Task description: Reproduce the material from the line containing "Find all labels, buttons, inputs, and" through the line containing "table-row[interactable]: 8我国中央银行所宣布的货币政…A (9, 379, 449, 399)", inclusive, with every occurrence of "interactable" changed to "clickable" and nothing else altered.

Listed records:
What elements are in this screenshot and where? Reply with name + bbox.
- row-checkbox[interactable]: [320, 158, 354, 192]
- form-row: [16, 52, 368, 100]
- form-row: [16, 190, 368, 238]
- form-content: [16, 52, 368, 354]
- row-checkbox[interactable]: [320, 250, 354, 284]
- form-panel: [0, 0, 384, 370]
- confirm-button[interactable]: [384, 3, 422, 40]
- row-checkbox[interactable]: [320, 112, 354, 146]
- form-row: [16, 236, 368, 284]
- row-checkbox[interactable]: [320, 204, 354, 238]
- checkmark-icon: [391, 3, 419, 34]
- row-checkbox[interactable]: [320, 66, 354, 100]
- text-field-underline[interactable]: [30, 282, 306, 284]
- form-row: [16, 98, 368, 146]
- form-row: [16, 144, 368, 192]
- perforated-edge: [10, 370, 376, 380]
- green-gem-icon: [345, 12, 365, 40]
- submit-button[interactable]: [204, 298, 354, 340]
---
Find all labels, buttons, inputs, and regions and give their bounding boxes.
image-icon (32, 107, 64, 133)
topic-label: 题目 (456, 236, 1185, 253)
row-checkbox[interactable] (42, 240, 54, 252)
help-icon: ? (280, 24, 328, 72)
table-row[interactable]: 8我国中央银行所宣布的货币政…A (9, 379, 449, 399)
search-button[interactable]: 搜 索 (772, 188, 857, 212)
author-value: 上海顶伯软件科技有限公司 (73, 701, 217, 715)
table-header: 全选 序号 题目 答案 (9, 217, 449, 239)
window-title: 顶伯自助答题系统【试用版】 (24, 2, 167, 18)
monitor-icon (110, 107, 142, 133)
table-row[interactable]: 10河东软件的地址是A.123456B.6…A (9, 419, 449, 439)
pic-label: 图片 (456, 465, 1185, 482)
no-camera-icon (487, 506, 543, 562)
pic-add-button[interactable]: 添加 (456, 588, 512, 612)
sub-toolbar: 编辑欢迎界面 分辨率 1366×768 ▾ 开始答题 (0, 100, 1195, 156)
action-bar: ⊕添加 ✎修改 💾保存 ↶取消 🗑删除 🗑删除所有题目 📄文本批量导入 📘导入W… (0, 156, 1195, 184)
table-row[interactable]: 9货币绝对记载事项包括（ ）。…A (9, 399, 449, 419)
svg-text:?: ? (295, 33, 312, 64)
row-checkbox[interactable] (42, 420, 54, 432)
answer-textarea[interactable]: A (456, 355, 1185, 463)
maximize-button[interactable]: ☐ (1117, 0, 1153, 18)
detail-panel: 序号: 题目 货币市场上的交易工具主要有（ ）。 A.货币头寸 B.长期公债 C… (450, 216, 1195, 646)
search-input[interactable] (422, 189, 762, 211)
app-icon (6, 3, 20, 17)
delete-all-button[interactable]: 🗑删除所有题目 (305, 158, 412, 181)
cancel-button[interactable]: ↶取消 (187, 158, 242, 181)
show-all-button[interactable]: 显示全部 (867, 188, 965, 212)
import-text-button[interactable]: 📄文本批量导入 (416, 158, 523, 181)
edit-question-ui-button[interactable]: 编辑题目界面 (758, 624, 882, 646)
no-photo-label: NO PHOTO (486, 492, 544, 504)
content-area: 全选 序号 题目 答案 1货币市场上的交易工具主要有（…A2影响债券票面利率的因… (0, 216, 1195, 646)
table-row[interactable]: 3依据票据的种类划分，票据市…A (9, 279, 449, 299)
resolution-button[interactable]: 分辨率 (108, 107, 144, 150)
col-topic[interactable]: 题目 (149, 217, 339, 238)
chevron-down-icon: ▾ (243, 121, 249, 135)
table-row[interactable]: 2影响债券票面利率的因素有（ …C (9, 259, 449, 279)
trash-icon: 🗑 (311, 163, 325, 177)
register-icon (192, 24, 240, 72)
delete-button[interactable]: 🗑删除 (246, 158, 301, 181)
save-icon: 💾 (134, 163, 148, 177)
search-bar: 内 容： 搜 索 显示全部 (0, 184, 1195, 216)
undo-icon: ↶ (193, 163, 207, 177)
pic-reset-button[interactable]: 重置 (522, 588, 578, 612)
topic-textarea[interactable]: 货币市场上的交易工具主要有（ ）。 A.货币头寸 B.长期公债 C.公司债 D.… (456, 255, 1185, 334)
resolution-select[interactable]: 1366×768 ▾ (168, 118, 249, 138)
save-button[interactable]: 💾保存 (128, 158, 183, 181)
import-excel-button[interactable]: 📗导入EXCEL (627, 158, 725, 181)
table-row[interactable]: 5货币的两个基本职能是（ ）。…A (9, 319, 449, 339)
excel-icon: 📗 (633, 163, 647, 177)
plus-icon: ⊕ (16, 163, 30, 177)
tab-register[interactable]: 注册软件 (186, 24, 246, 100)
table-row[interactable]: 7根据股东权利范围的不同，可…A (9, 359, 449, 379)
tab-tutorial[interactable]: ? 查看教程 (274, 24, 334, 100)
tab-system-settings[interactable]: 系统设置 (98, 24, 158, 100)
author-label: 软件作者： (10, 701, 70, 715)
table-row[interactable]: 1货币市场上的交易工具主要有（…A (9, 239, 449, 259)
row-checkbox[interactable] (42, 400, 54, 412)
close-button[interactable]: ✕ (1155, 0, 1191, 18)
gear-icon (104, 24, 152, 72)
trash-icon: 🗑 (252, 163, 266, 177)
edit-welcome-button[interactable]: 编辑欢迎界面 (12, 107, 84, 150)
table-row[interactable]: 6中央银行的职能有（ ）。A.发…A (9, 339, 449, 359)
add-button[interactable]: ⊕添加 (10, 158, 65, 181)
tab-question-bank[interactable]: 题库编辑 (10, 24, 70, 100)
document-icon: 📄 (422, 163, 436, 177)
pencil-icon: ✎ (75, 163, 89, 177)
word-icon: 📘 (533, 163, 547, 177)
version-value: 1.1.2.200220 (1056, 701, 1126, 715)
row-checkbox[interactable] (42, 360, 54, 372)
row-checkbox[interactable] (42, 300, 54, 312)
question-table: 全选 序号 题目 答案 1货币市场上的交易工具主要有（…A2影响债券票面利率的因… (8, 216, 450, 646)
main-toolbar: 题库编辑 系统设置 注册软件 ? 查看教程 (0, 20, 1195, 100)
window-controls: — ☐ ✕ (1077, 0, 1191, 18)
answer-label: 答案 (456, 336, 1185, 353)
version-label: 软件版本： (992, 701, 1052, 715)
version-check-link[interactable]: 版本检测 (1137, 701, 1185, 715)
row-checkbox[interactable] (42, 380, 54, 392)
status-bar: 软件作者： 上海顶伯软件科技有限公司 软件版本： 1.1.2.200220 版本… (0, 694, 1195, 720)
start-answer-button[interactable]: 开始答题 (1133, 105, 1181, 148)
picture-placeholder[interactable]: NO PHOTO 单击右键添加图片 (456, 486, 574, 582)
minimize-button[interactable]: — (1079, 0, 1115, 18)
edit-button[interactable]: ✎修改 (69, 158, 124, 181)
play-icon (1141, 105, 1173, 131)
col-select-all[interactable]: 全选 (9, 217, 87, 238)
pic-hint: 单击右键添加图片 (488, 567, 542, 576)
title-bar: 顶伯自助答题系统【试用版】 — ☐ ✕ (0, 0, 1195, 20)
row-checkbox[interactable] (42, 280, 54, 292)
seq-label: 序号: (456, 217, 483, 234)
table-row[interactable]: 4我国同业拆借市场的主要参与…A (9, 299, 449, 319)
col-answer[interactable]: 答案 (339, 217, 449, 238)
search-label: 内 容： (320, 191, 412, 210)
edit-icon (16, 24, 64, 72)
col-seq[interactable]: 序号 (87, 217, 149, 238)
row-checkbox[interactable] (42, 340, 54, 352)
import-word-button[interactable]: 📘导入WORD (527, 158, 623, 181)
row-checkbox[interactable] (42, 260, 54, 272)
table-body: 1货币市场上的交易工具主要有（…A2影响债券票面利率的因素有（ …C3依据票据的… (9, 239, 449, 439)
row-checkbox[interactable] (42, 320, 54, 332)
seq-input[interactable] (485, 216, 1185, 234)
* * *
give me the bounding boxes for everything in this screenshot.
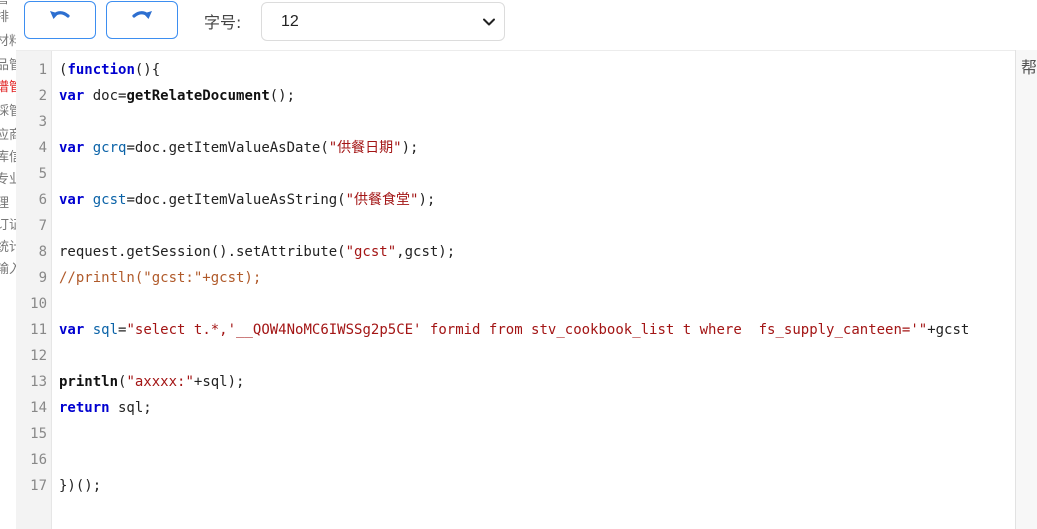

Exercise result:
Find all labels, buttons, inputs, and regions and give their bounding boxes.
image-icon (32, 107, 64, 133)
topic-label: 题目 (456, 236, 1185, 253)
row-checkbox[clickable] (42, 240, 54, 252)
help-icon: ? (280, 24, 328, 72)
table-row[clickable]: 8我国中央银行所宣布的货币政…A (9, 379, 449, 399)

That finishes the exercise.